## start
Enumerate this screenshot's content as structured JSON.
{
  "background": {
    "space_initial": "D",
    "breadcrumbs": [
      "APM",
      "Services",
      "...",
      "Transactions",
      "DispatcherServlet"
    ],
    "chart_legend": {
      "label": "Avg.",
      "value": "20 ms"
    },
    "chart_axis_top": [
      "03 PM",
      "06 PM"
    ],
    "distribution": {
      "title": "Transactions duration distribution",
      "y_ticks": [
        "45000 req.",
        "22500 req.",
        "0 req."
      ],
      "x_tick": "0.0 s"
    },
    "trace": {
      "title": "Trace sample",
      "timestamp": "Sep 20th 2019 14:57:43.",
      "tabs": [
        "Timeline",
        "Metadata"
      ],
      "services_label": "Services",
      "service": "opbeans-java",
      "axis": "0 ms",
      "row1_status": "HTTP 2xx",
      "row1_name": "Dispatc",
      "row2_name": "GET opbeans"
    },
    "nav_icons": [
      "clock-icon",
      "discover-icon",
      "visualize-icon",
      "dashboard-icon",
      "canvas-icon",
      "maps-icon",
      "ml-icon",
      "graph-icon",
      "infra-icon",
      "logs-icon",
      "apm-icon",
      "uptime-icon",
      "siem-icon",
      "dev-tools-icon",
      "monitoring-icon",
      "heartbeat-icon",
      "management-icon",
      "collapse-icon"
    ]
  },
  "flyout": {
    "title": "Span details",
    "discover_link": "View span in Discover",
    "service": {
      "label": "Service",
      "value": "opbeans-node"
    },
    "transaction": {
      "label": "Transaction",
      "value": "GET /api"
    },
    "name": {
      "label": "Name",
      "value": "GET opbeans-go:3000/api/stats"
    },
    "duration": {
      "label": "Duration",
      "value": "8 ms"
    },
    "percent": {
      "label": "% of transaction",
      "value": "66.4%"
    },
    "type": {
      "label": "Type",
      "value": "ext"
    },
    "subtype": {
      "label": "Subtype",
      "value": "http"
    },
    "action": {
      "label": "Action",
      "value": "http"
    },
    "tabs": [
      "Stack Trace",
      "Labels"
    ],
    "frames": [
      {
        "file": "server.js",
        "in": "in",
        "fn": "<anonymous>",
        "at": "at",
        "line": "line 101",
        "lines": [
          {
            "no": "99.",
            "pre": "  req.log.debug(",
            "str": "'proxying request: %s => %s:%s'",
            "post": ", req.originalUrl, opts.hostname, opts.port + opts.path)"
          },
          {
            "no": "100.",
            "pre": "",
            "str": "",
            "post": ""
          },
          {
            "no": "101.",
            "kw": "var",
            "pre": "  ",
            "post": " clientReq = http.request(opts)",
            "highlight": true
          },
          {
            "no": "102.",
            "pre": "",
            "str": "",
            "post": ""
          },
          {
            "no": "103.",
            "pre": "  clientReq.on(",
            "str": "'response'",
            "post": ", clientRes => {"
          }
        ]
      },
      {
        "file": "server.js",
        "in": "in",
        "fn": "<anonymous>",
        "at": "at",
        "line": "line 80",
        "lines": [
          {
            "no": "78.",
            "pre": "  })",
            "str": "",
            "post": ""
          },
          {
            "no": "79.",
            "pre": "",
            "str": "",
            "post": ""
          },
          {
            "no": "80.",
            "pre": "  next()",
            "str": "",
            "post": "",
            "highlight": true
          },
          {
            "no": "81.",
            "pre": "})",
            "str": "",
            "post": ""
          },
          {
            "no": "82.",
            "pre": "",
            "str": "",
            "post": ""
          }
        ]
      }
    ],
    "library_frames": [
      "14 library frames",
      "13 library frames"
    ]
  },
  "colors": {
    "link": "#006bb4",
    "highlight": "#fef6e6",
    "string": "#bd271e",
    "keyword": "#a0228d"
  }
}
## end
• _EXERCISE_
Print out every record again, exactly and in full.

• _TASK RESPONSE_
Enumerate this screenshot's content as structured JSON.
{
  "background": {
    "space_initial": "D",
    "breadcrumbs": [
      "APM",
      "Services",
      "...",
      "Transactions",
      "DispatcherServlet"
    ],
    "chart_legend": {
      "label": "Avg.",
      "value": "20 ms"
    },
    "chart_axis_top": [
      "03 PM",
      "06 PM"
    ],
    "distribution": {
      "title": "Transactions duration distribution",
      "y_ticks": [
        "45000 req.",
        "22500 req.",
        "0 req."
      ],
      "x_tick": "0.0 s"
    },
    "trace": {
      "title": "Trace sample",
      "timestamp": "Sep 20th 2019 14:57:43.",
      "tabs": [
        "Timeline",
        "Metadata"
      ],
      "services_label": "Services",
      "service": "opbeans-java",
      "axis": "0 ms",
      "row1_status": "HTTP 2xx",
      "row1_name": "Dispatc",
      "row2_name": "GET opbeans"
    },
    "nav_icons": [
      "clock-icon",
      "discover-icon",
      "visualize-icon",
      "dashboard-icon",
      "canvas-icon",
      "maps-icon",
      "ml-icon",
      "graph-icon",
      "infra-icon",
      "logs-icon",
      "apm-icon",
      "uptime-icon",
      "siem-icon",
      "dev-tools-icon",
      "monitoring-icon",
      "heartbeat-icon",
      "management-icon",
      "collapse-icon"
    ]
  },
  "flyout": {
    "title": "Span details",
    "discover_link": "View span in Discover",
    "service": {
      "label": "Service",
      "value": "opbeans-node"
    },
    "transaction": {
      "label": "Transaction",
      "value": "GET /api"
    },
    "name": {
      "label": "Name",
      "value": "GET opbeans-go:3000/api/stats"
    },
    "duration": {
      "label": "Duration",
      "value": "8 ms"
    },
    "percent": {
      "label": "% of transaction",
      "value": "66.4%"
    },
    "type": {
      "label": "Type",
      "value": "ext"
    },
    "subtype": {
      "label": "Subtype",
      "value": "http"
    },
    "action": {
      "label": "Action",
      "value": "http"
    },
    "tabs": [
      "Stack Trace",
      "Labels"
    ],
    "frames": [
      {
        "file": "server.js",
        "in": "in",
        "fn": "<anonymous>",
        "at": "at",
        "line": "line 101",
        "lines": [
          {
            "no": "99.",
            "pre": "  req.log.debug(",
            "str": "'proxying request: %s => %s:%s'",
            "post": ", req.originalUrl, opts.hostname, opts.port + opts.path)"
          },
          {
            "no": "100.",
            "pre": "",
            "str": "",
            "post": ""
          },
          {
            "no": "101.",
            "kw": "var",
            "pre": "  ",
            "post": " clientReq = http.request(opts)",
            "highlight": true
          },
          {
            "no": "102.",
            "pre": "",
            "str": "",
            "post": ""
          },
          {
            "no": "103.",
            "pre": "  clientReq.on(",
            "str": "'response'",
            "post": ", clientRes => {"
          }
        ]
      },
      {
        "file": "server.js",
        "in": "in",
        "fn": "<anonymous>",
        "at": "at",
        "line": "line 80",
        "lines": [
          {
            "no": "78.",
            "pre": "  })",
            "str": "",
            "post": ""
          },
          {
            "no": "79.",
            "pre": "",
            "str": "",
            "post": ""
          },
          {
            "no": "80.",
            "pre": "  next()",
            "str": "",
            "post": "",
            "highlight": true
          },
          {
            "no": "81.",
            "pre": "})",
            "str": "",
            "post": ""
          },
          {
            "no": "82.",
            "pre": "",
            "str": "",
            "post": ""
          }
        ]
      }
    ],
    "library_frames": [
      "14 library frames",
      "13 library frames"
    ]
  },
  "colors": {
    "link": "#006bb4",
    "highlight": "#fef6e6",
    "string": "#bd271e",
    "keyword": "#a0228d"
  }
}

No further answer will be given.